### EXTRACTED MATERIAL
------------------------------------------------------------------------
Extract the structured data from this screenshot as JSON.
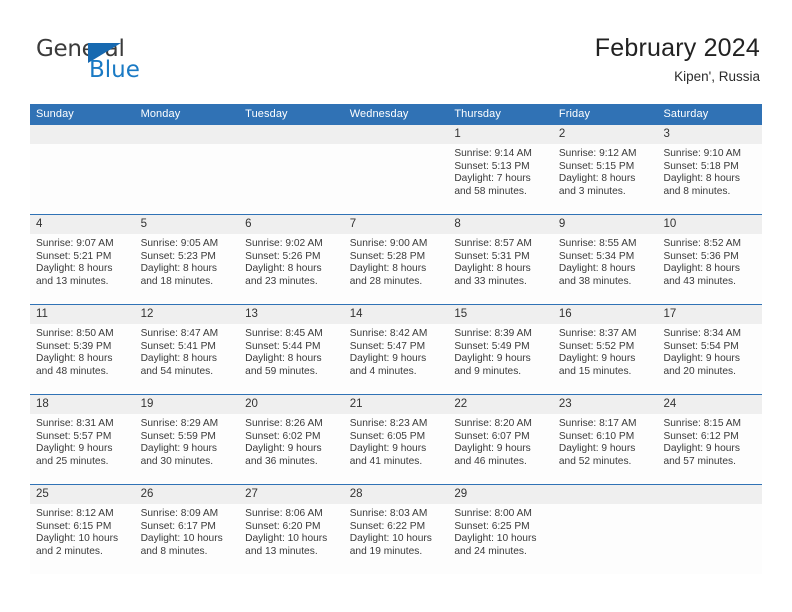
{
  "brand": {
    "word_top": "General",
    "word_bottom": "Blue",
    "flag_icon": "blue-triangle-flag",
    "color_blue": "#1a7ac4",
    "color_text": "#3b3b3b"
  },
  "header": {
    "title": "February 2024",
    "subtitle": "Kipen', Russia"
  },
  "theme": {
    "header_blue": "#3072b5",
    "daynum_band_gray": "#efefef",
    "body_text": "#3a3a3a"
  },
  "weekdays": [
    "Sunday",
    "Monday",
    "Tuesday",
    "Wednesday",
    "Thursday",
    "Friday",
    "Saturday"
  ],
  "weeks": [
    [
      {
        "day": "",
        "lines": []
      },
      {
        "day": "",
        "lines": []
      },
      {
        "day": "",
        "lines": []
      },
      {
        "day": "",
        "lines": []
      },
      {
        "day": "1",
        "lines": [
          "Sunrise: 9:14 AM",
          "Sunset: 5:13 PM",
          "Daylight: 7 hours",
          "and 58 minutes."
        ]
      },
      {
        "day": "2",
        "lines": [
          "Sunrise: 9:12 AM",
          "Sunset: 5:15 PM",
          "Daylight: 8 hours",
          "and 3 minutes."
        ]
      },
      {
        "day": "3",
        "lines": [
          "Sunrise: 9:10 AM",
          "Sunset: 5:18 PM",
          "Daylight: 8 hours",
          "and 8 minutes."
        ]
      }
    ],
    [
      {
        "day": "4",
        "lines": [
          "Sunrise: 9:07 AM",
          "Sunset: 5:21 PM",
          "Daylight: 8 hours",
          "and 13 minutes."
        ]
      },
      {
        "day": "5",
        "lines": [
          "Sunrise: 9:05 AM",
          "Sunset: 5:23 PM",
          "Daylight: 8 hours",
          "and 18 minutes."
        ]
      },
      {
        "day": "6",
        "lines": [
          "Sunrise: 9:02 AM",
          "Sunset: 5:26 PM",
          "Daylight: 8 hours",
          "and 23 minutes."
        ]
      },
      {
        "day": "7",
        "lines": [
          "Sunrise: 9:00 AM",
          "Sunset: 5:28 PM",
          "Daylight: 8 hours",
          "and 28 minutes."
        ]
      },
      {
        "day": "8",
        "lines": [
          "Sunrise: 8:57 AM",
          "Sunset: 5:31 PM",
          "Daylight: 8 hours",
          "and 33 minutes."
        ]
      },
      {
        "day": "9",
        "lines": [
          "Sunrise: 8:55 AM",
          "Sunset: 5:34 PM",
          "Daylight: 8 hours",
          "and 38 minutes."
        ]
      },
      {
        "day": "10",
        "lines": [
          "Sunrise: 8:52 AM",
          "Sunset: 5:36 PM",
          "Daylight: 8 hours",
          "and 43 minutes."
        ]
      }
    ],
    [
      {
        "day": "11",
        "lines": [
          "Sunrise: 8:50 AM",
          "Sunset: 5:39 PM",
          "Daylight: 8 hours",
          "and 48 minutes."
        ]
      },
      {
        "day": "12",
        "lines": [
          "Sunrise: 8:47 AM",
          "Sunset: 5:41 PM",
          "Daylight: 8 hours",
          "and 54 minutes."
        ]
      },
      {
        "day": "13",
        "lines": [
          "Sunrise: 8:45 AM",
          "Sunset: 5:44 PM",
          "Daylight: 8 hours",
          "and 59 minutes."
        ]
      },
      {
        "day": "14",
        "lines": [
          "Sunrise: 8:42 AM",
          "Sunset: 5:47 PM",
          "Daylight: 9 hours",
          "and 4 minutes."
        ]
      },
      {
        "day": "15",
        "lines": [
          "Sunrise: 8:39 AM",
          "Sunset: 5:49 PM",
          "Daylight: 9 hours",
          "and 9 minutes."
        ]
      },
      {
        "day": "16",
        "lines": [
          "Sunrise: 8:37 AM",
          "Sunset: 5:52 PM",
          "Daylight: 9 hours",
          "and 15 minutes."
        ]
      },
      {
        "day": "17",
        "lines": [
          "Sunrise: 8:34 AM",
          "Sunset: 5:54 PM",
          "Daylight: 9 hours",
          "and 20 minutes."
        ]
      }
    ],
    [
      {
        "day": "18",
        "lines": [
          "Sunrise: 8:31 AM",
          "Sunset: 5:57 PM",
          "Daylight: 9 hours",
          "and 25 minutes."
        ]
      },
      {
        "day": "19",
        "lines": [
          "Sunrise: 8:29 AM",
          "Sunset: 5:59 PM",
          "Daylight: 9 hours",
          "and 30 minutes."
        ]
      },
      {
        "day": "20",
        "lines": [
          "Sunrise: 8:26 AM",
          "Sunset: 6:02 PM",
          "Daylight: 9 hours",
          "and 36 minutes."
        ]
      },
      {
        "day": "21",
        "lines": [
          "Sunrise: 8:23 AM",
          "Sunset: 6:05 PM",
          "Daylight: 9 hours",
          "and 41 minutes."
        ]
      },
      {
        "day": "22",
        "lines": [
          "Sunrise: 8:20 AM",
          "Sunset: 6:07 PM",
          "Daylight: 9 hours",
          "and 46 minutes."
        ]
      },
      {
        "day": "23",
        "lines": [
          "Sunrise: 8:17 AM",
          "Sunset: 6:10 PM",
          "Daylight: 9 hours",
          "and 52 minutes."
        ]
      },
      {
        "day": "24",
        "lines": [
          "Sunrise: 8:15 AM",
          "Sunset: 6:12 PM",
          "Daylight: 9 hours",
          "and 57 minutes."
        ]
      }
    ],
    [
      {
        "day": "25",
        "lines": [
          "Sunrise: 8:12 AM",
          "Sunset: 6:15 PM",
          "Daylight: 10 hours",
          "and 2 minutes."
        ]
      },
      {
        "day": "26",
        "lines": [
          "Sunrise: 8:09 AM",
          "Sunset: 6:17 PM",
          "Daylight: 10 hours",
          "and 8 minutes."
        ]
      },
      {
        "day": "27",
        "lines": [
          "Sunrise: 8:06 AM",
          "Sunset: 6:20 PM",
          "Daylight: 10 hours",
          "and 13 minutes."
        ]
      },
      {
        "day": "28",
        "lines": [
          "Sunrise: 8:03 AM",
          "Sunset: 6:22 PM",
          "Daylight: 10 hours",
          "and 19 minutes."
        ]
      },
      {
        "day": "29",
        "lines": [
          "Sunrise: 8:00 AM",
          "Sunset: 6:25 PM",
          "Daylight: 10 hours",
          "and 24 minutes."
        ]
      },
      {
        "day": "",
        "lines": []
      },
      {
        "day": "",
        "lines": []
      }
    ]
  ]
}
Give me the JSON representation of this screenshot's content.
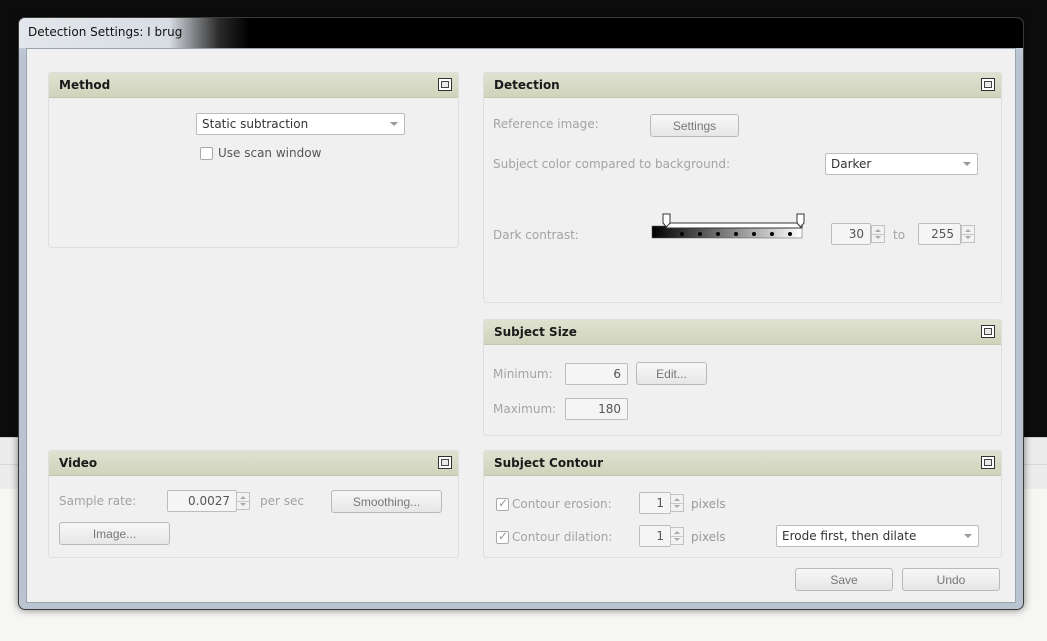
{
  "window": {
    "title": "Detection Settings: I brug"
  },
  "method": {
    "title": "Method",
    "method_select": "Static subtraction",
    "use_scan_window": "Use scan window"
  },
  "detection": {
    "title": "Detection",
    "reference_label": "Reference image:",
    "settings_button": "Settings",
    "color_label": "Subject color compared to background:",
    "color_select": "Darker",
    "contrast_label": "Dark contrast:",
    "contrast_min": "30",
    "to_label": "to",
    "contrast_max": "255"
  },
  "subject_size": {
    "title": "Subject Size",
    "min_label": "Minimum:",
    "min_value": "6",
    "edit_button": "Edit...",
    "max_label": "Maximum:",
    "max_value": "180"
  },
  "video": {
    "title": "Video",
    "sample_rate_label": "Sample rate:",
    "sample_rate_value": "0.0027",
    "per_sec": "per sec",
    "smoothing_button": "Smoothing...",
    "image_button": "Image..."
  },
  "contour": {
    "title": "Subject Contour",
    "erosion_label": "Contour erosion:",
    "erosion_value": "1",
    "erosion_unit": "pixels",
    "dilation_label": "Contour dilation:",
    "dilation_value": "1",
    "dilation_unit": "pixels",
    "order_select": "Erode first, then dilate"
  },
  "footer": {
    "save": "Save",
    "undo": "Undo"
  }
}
------------------------------------------------------------------------
### WHAT IS BEING ASKED
Output all of the entries verbatim, leaving out any images.

### SOLVED PROBLEM
Extract the structured data from this screenshot as JSON.
{
  "brand": {
    "word_top": "General",
    "word_bottom": "Blue",
    "flag_icon": "blue-triangle-flag",
    "color_blue": "#1a7ac4",
    "color_text": "#3b3b3b"
  },
  "header": {
    "title": "February 2024",
    "subtitle": "Kipen', Russia"
  },
  "theme": {
    "header_blue": "#3072b5",
    "daynum_band_gray": "#efefef",
    "body_text": "#3a3a3a"
  },
  "weekdays": [
    "Sunday",
    "Monday",
    "Tuesday",
    "Wednesday",
    "Thursday",
    "Friday",
    "Saturday"
  ],
  "weeks": [
    [
      {
        "day": "",
        "lines": []
      },
      {
        "day": "",
        "lines": []
      },
      {
        "day": "",
        "lines": []
      },
      {
        "day": "",
        "lines": []
      },
      {
        "day": "1",
        "lines": [
          "Sunrise: 9:14 AM",
          "Sunset: 5:13 PM",
          "Daylight: 7 hours",
          "and 58 minutes."
        ]
      },
      {
        "day": "2",
        "lines": [
          "Sunrise: 9:12 AM",
          "Sunset: 5:15 PM",
          "Daylight: 8 hours",
          "and 3 minutes."
        ]
      },
      {
        "day": "3",
        "lines": [
          "Sunrise: 9:10 AM",
          "Sunset: 5:18 PM",
          "Daylight: 8 hours",
          "and 8 minutes."
        ]
      }
    ],
    [
      {
        "day": "4",
        "lines": [
          "Sunrise: 9:07 AM",
          "Sunset: 5:21 PM",
          "Daylight: 8 hours",
          "and 13 minutes."
        ]
      },
      {
        "day": "5",
        "lines": [
          "Sunrise: 9:05 AM",
          "Sunset: 5:23 PM",
          "Daylight: 8 hours",
          "and 18 minutes."
        ]
      },
      {
        "day": "6",
        "lines": [
          "Sunrise: 9:02 AM",
          "Sunset: 5:26 PM",
          "Daylight: 8 hours",
          "and 23 minutes."
        ]
      },
      {
        "day": "7",
        "lines": [
          "Sunrise: 9:00 AM",
          "Sunset: 5:28 PM",
          "Daylight: 8 hours",
          "and 28 minutes."
        ]
      },
      {
        "day": "8",
        "lines": [
          "Sunrise: 8:57 AM",
          "Sunset: 5:31 PM",
          "Daylight: 8 hours",
          "and 33 minutes."
        ]
      },
      {
        "day": "9",
        "lines": [
          "Sunrise: 8:55 AM",
          "Sunset: 5:34 PM",
          "Daylight: 8 hours",
          "and 38 minutes."
        ]
      },
      {
        "day": "10",
        "lines": [
          "Sunrise: 8:52 AM",
          "Sunset: 5:36 PM",
          "Daylight: 8 hours",
          "and 43 minutes."
        ]
      }
    ],
    [
      {
        "day": "11",
        "lines": [
          "Sunrise: 8:50 AM",
          "Sunset: 5:39 PM",
          "Daylight: 8 hours",
          "and 48 minutes."
        ]
      },
      {
        "day": "12",
        "lines": [
          "Sunrise: 8:47 AM",
          "Sunset: 5:41 PM",
          "Daylight: 8 hours",
          "and 54 minutes."
        ]
      },
      {
        "day": "13",
        "lines": [
          "Sunrise: 8:45 AM",
          "Sunset: 5:44 PM",
          "Daylight: 8 hours",
          "and 59 minutes."
        ]
      },
      {
        "day": "14",
        "lines": [
          "Sunrise: 8:42 AM",
          "Sunset: 5:47 PM",
          "Daylight: 9 hours",
          "and 4 minutes."
        ]
      },
      {
        "day": "15",
        "lines": [
          "Sunrise: 8:39 AM",
          "Sunset: 5:49 PM",
          "Daylight: 9 hours",
          "and 9 minutes."
        ]
      },
      {
        "day": "16",
        "lines": [
          "Sunrise: 8:37 AM",
          "Sunset: 5:52 PM",
          "Daylight: 9 hours",
          "and 15 minutes."
        ]
      },
      {
        "day": "17",
        "lines": [
          "Sunrise: 8:34 AM",
          "Sunset: 5:54 PM",
          "Daylight: 9 hours",
          "and 20 minutes."
        ]
      }
    ],
    [
      {
        "day": "18",
        "lines": [
          "Sunrise: 8:31 AM",
          "Sunset: 5:57 PM",
          "Daylight: 9 hours",
          "and 25 minutes."
        ]
      },
      {
        "day": "19",
        "lines": [
          "Sunrise: 8:29 AM",
          "Sunset: 5:59 PM",
          "Daylight: 9 hours",
          "and 30 minutes."
        ]
      },
      {
        "day": "20",
        "lines": [
          "Sunrise: 8:26 AM",
          "Sunset: 6:02 PM",
          "Daylight: 9 hours",
          "and 36 minutes."
        ]
      },
      {
        "day": "21",
        "lines": [
          "Sunrise: 8:23 AM",
          "Sunset: 6:05 PM",
          "Daylight: 9 hours",
          "and 41 minutes."
        ]
      },
      {
        "day": "22",
        "lines": [
          "Sunrise: 8:20 AM",
          "Sunset: 6:07 PM",
          "Daylight: 9 hours",
          "and 46 minutes."
        ]
      },
      {
        "day": "23",
        "lines": [
          "Sunrise: 8:17 AM",
          "Sunset: 6:10 PM",
          "Daylight: 9 hours",
          "and 52 minutes."
        ]
      },
      {
        "day": "24",
        "lines": [
          "Sunrise: 8:15 AM",
          "Sunset: 6:12 PM",
          "Daylight: 9 hours",
          "and 57 minutes."
        ]
      }
    ],
    [
      {
        "day": "25",
        "lines": [
          "Sunrise: 8:12 AM",
          "Sunset: 6:15 PM",
          "Daylight: 10 hours",
          "and 2 minutes."
        ]
      },
      {
        "day": "26",
        "lines": [
          "Sunrise: 8:09 AM",
          "Sunset: 6:17 PM",
          "Daylight: 10 hours",
          "and 8 minutes."
        ]
      },
      {
        "day": "27",
        "lines": [
          "Sunrise: 8:06 AM",
          "Sunset: 6:20 PM",
          "Daylight: 10 hours",
          "and 13 minutes."
        ]
      },
      {
        "day": "28",
        "lines": [
          "Sunrise: 8:03 AM",
          "Sunset: 6:22 PM",
          "Daylight: 10 hours",
          "and 19 minutes."
        ]
      },
      {
        "day": "29",
        "lines": [
          "Sunrise: 8:00 AM",
          "Sunset: 6:25 PM",
          "Daylight: 10 hours",
          "and 24 minutes."
        ]
      },
      {
        "day": "",
        "lines": []
      },
      {
        "day": "",
        "lines": []
      }
    ]
  ]
}
Give me the JSON representation of this screenshot's content.
{
  "window": {
    "title": "Detection Settings: I brug"
  },
  "method": {
    "title": "Method",
    "method_select": "Static subtraction",
    "use_scan_window": "Use scan window"
  },
  "detection": {
    "title": "Detection",
    "reference_label": "Reference image:",
    "settings_button": "Settings",
    "color_label": "Subject color compared to background:",
    "color_select": "Darker",
    "contrast_label": "Dark contrast:",
    "contrast_min": "30",
    "to_label": "to",
    "contrast_max": "255"
  },
  "subject_size": {
    "title": "Subject Size",
    "min_label": "Minimum:",
    "min_value": "6",
    "edit_button": "Edit...",
    "max_label": "Maximum:",
    "max_value": "180"
  },
  "video": {
    "title": "Video",
    "sample_rate_label": "Sample rate:",
    "sample_rate_value": "0.0027",
    "per_sec": "per sec",
    "smoothing_button": "Smoothing...",
    "image_button": "Image..."
  },
  "contour": {
    "title": "Subject Contour",
    "erosion_label": "Contour erosion:",
    "erosion_value": "1",
    "erosion_unit": "pixels",
    "dilation_label": "Contour dilation:",
    "dilation_value": "1",
    "dilation_unit": "pixels",
    "order_select": "Erode first, then dilate"
  },
  "footer": {
    "save": "Save",
    "undo": "Undo"
  }
}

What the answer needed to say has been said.